-- Start of INPUT ROWS --

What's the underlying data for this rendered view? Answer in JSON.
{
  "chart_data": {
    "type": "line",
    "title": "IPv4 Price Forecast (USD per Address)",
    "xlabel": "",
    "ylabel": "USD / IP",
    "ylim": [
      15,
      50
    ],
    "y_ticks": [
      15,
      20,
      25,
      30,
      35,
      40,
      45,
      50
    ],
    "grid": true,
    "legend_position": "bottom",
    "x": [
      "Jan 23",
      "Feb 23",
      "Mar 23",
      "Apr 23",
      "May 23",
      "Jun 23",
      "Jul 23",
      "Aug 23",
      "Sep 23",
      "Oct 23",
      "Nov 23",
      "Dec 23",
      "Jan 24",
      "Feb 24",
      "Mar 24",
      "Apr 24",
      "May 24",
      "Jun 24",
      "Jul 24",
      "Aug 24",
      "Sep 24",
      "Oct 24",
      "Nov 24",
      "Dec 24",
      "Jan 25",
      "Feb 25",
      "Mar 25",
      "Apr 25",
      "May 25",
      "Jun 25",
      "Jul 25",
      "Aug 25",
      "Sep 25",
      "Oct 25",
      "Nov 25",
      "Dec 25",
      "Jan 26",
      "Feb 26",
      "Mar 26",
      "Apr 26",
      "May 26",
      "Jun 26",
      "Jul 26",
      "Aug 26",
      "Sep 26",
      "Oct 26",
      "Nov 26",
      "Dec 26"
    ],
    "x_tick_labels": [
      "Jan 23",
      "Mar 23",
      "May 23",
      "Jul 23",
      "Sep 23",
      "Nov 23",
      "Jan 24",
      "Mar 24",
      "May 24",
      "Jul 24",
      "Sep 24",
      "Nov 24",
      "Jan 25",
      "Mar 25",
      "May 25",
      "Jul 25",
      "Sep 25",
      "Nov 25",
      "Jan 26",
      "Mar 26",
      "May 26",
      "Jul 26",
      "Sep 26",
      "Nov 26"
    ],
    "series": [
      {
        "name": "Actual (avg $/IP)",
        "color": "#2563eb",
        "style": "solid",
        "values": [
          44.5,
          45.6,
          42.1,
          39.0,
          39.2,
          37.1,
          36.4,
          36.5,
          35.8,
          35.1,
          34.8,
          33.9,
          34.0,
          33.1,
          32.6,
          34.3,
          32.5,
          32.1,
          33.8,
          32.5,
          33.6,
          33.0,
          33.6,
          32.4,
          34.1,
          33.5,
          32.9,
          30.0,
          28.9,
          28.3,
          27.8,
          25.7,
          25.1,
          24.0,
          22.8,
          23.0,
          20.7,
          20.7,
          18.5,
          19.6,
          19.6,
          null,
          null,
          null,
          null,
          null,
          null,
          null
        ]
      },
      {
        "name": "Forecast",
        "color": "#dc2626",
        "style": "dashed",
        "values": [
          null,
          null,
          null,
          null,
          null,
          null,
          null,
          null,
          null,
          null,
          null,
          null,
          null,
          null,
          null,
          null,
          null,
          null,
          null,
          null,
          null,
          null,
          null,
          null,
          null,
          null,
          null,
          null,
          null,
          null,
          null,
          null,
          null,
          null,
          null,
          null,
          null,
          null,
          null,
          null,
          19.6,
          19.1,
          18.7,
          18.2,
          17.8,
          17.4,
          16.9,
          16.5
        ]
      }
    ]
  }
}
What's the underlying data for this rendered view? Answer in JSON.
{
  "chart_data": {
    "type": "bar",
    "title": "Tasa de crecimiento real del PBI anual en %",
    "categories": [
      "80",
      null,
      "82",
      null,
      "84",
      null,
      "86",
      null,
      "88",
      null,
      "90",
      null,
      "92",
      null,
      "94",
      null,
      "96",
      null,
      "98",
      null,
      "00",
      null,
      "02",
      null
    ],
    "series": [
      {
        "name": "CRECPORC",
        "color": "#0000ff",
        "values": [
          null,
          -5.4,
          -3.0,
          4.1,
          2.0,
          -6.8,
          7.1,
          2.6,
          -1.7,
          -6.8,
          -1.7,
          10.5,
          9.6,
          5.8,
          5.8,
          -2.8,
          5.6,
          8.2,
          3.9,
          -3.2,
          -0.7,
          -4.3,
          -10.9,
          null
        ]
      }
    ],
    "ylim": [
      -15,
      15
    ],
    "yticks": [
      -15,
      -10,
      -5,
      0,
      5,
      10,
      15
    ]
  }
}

-- End of INPUT ROWS --
-- Start of INPUT ROWS --

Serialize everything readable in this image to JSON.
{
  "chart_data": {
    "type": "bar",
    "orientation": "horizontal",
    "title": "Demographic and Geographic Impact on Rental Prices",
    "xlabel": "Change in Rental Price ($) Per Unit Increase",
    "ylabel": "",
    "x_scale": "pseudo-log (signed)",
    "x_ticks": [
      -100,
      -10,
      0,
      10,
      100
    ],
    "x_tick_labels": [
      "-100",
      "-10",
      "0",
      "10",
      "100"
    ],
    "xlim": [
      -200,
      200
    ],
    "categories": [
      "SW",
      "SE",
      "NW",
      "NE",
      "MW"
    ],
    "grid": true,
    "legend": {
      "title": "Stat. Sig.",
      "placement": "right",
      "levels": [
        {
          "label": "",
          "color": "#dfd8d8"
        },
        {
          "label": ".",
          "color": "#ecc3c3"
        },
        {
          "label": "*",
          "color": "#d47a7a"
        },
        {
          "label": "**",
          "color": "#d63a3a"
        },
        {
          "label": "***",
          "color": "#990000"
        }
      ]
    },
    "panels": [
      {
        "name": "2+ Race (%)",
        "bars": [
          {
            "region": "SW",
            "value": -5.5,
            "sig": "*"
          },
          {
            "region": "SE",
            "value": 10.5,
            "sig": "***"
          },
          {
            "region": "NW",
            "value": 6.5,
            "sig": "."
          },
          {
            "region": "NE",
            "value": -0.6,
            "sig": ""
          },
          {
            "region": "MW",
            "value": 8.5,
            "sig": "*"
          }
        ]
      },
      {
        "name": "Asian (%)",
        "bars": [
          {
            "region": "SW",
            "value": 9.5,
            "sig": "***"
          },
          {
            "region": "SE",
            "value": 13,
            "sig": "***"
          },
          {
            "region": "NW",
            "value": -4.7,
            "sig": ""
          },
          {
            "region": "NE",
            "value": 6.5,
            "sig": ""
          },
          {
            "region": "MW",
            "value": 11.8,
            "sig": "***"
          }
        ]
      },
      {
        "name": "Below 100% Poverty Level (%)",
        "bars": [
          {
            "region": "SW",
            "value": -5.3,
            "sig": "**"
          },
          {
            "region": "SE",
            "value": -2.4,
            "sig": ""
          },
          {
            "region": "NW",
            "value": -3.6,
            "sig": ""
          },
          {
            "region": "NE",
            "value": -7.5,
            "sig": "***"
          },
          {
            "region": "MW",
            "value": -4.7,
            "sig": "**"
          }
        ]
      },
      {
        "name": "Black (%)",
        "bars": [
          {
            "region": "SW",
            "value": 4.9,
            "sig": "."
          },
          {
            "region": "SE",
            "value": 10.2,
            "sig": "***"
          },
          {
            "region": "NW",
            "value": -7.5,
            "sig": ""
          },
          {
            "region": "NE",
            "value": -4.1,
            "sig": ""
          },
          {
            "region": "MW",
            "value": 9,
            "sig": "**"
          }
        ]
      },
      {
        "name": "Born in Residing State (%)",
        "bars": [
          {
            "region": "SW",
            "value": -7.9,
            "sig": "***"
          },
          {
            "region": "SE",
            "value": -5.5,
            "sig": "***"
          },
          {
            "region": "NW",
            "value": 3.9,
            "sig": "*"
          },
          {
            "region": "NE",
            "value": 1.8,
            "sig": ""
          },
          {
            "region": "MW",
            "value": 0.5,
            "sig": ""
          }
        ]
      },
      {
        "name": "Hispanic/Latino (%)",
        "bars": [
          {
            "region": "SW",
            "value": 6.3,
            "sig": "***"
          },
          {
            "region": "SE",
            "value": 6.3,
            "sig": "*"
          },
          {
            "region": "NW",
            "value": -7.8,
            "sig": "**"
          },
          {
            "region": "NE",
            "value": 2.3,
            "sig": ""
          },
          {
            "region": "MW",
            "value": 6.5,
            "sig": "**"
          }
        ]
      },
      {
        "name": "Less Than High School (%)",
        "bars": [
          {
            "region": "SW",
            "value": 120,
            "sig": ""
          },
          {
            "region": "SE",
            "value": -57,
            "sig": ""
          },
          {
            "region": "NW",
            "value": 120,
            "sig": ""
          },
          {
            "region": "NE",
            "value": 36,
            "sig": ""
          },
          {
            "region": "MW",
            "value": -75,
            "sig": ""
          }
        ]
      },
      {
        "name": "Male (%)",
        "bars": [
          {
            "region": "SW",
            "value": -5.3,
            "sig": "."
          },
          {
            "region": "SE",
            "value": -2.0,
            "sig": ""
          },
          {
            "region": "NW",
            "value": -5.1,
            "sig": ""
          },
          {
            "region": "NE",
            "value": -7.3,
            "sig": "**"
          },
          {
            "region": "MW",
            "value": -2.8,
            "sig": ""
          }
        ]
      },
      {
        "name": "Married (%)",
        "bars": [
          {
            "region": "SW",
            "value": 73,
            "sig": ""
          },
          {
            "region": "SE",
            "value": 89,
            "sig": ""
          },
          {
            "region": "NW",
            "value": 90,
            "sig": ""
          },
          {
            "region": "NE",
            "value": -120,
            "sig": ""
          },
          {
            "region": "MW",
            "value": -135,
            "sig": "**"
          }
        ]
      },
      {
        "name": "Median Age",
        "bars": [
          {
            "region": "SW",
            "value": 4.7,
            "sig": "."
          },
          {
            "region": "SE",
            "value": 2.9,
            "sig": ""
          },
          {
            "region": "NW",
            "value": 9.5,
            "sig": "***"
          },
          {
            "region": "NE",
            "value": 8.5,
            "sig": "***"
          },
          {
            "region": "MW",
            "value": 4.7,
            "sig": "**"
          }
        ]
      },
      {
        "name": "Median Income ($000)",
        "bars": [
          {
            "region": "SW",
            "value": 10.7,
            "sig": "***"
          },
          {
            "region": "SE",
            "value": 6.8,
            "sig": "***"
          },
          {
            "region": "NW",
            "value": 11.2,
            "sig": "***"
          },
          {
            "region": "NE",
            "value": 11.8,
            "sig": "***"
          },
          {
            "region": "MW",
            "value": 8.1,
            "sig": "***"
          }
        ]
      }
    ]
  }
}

-- End of INPUT ROWS --

:: TO BE DONE ::
Show, from the listing above, each line that contains the word "xlabel".

:: RESPONSE FOR THIS EXERCISE ::
    "xlabel": "",
    "xlabel": "Change in Rental Price ($) Per Unit Increase",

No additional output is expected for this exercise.